* **REQUIREMENT**: Transcribe all the entries word for word, skipping the pictures.

* **DATA PROVIDED**:
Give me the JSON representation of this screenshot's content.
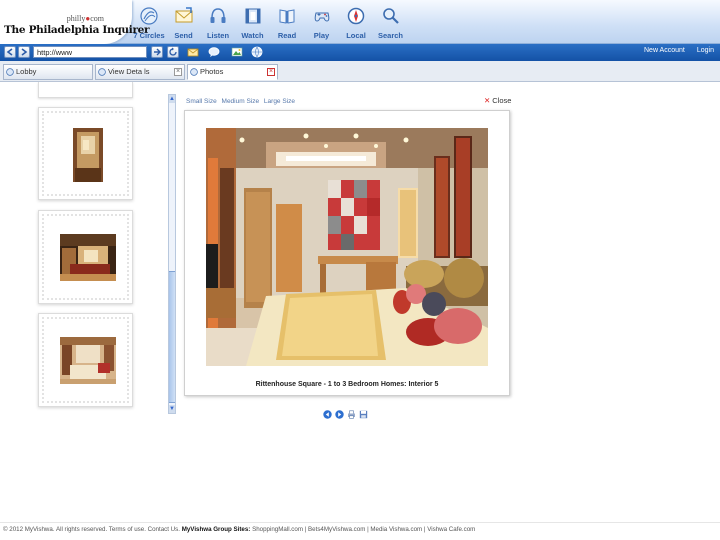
{
  "header": {
    "logo_philly": "philly",
    "logo_philly_dot": "com",
    "logo_name": "The Philadelphia Inquirer",
    "nav": [
      {
        "label": "7 Circles",
        "icon": "circles-icon"
      },
      {
        "label": "Send",
        "icon": "envelope-icon"
      },
      {
        "label": "Listen",
        "icon": "headphones-icon"
      },
      {
        "label": "Watch",
        "icon": "film-icon"
      },
      {
        "label": "Read",
        "icon": "book-icon"
      },
      {
        "label": "Play",
        "icon": "gamepad-icon"
      },
      {
        "label": "Local",
        "icon": "compass-icon"
      },
      {
        "label": "Search",
        "icon": "magnifier-icon"
      }
    ]
  },
  "toolbar": {
    "address_value": "http://www",
    "new_account": "New Account",
    "login": "Login"
  },
  "tabs": [
    {
      "label": "Lobby"
    },
    {
      "label": "View Deta ls"
    },
    {
      "label": "Photos"
    }
  ],
  "viewer": {
    "sizes": [
      "Small Size",
      "Medium Size",
      "Large Size"
    ],
    "close_label": "Close",
    "caption": "Rittenhouse Square - 1 to 3 Bedroom Homes: Interior 5"
  },
  "footer": {
    "copyright": "© 2012 MyVishwa. All rights reserved. Terms of use. Contact Us.",
    "group_label": "MyVishwa Group Sites:",
    "sites": "ShoppingMall.com | Bets4MyVishwa.com | Media Vishwa.com | Vishwa Cafe.com"
  },
  "colors": {
    "toolbar": "#1a5bb0",
    "nav_text": "#2d5fa8",
    "close_x": "#dd2222"
  }
}
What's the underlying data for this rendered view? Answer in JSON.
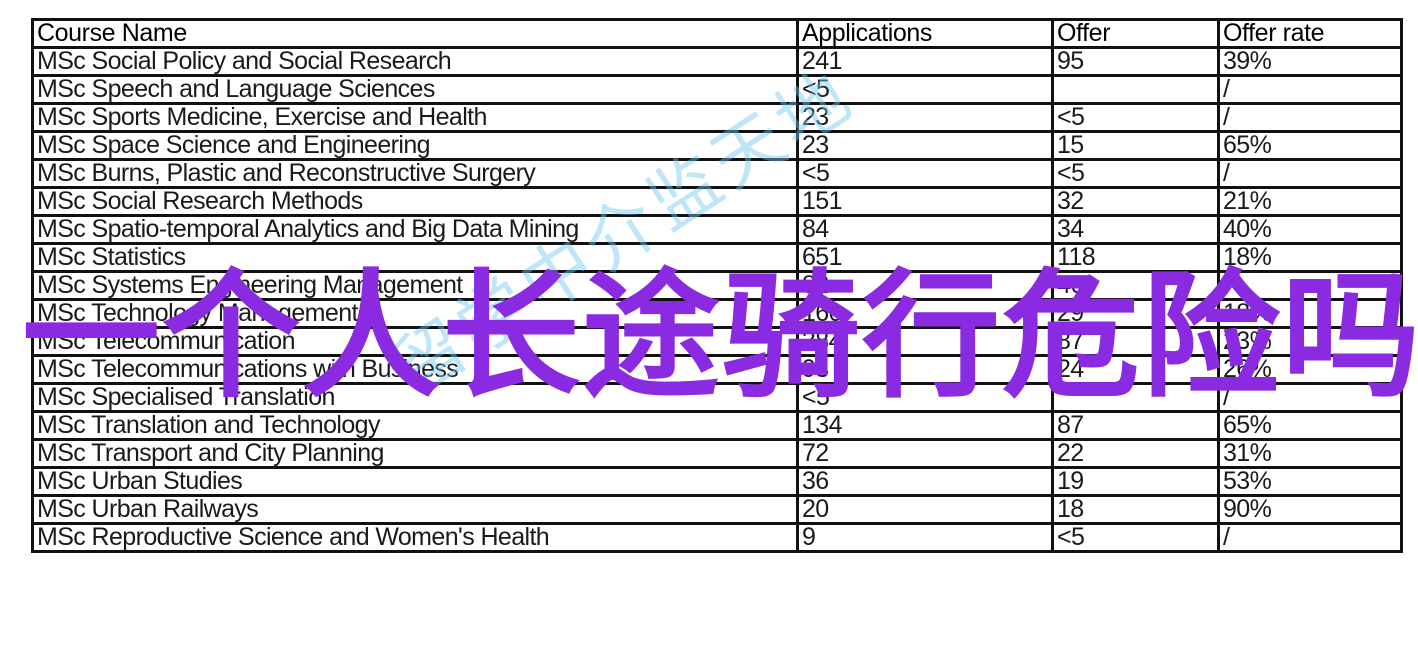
{
  "table": {
    "headers": [
      "Course Name",
      "Applications",
      "Offer",
      "Offer rate"
    ],
    "rows": [
      [
        "MSc Social Policy and Social Research",
        "241",
        "95",
        "39%"
      ],
      [
        "MSc Speech and Language Sciences",
        "<5",
        "",
        "/"
      ],
      [
        "MSc Sports Medicine, Exercise and Health",
        "23",
        "<5",
        "/"
      ],
      [
        "MSc Space Science and Engineering",
        "23",
        "15",
        "65%"
      ],
      [
        "MSc Burns, Plastic and Reconstructive Surgery",
        "<5",
        "<5",
        "/"
      ],
      [
        "MSc Social Research Methods",
        "151",
        "32",
        "21%"
      ],
      [
        "MSc Spatio-temporal Analytics and Big Data Mining",
        "84",
        "34",
        "40%"
      ],
      [
        "MSc Statistics",
        "651",
        "118",
        "18%"
      ],
      [
        "MSc Systems Engineering Management",
        "82",
        "46",
        "/"
      ],
      [
        "MSc Technology Management",
        "160",
        "29",
        "18%"
      ],
      [
        "MSc Telecommunication",
        "384",
        "87",
        "23%"
      ],
      [
        "MSc Telecommunications with Business",
        "93",
        "24",
        "26%"
      ],
      [
        "MSc Specialised Translation",
        "<5",
        "",
        "/"
      ],
      [
        "MSc Translation and Technology",
        "134",
        "87",
        "65%"
      ],
      [
        "MSc Transport and City Planning",
        "72",
        "22",
        "31%"
      ],
      [
        "MSc Urban Studies",
        "36",
        "19",
        "53%"
      ],
      [
        "MSc Urban Railways",
        "20",
        "18",
        "90%"
      ],
      [
        "MSc Reproductive Science and Women's Health",
        "9",
        "<5",
        "/"
      ]
    ]
  },
  "overlay_title": "一个人长途骑行危险吗",
  "watermark": "留学中介监天地",
  "colors": {
    "overlay_title": "#8a2be2",
    "watermark": "#6ec8f0",
    "grid": "#111111"
  }
}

* **SOLUTION**:
Give me the JSON representation of this screenshot's content.
{
  "header": {
    "logo_philly": "philly",
    "logo_philly_dot": "com",
    "logo_name": "The Philadelphia Inquirer",
    "nav": [
      {
        "label": "7 Circles",
        "icon": "circles-icon"
      },
      {
        "label": "Send",
        "icon": "envelope-icon"
      },
      {
        "label": "Listen",
        "icon": "headphones-icon"
      },
      {
        "label": "Watch",
        "icon": "film-icon"
      },
      {
        "label": "Read",
        "icon": "book-icon"
      },
      {
        "label": "Play",
        "icon": "gamepad-icon"
      },
      {
        "label": "Local",
        "icon": "compass-icon"
      },
      {
        "label": "Search",
        "icon": "magnifier-icon"
      }
    ]
  },
  "toolbar": {
    "address_value": "http://www",
    "new_account": "New Account",
    "login": "Login"
  },
  "tabs": [
    {
      "label": "Lobby"
    },
    {
      "label": "View Deta ls"
    },
    {
      "label": "Photos"
    }
  ],
  "viewer": {
    "sizes": [
      "Small Size",
      "Medium Size",
      "Large Size"
    ],
    "close_label": "Close",
    "caption": "Rittenhouse Square - 1 to 3 Bedroom Homes: Interior 5"
  },
  "footer": {
    "copyright": "© 2012 MyVishwa. All rights reserved. Terms of use. Contact Us.",
    "group_label": "MyVishwa Group Sites:",
    "sites": "ShoppingMall.com | Bets4MyVishwa.com | Media Vishwa.com | Vishwa Cafe.com"
  },
  "colors": {
    "toolbar": "#1a5bb0",
    "nav_text": "#2d5fa8",
    "close_x": "#dd2222"
  }
}
What's the underlying data for this rendered view? Answer in JSON.
{
  "table": {
    "headers": [
      "Course Name",
      "Applications",
      "Offer",
      "Offer rate"
    ],
    "rows": [
      [
        "MSc Social Policy and Social Research",
        "241",
        "95",
        "39%"
      ],
      [
        "MSc Speech and Language Sciences",
        "<5",
        "",
        "/"
      ],
      [
        "MSc Sports Medicine, Exercise and Health",
        "23",
        "<5",
        "/"
      ],
      [
        "MSc Space Science and Engineering",
        "23",
        "15",
        "65%"
      ],
      [
        "MSc Burns, Plastic and Reconstructive Surgery",
        "<5",
        "<5",
        "/"
      ],
      [
        "MSc Social Research Methods",
        "151",
        "32",
        "21%"
      ],
      [
        "MSc Spatio-temporal Analytics and Big Data Mining",
        "84",
        "34",
        "40%"
      ],
      [
        "MSc Statistics",
        "651",
        "118",
        "18%"
      ],
      [
        "MSc Systems Engineering Management",
        "82",
        "46",
        "/"
      ],
      [
        "MSc Technology Management",
        "160",
        "29",
        "18%"
      ],
      [
        "MSc Telecommunication",
        "384",
        "87",
        "23%"
      ],
      [
        "MSc Telecommunications with Business",
        "93",
        "24",
        "26%"
      ],
      [
        "MSc Specialised Translation",
        "<5",
        "",
        "/"
      ],
      [
        "MSc Translation and Technology",
        "134",
        "87",
        "65%"
      ],
      [
        "MSc Transport and City Planning",
        "72",
        "22",
        "31%"
      ],
      [
        "MSc Urban Studies",
        "36",
        "19",
        "53%"
      ],
      [
        "MSc Urban Railways",
        "20",
        "18",
        "90%"
      ],
      [
        "MSc Reproductive Science and Women's Health",
        "9",
        "<5",
        "/"
      ]
    ]
  },
  "overlay_title": "一个人长途骑行危险吗",
  "watermark": "留学中介监天地",
  "colors": {
    "overlay_title": "#8a2be2",
    "watermark": "#6ec8f0",
    "grid": "#111111"
  }
}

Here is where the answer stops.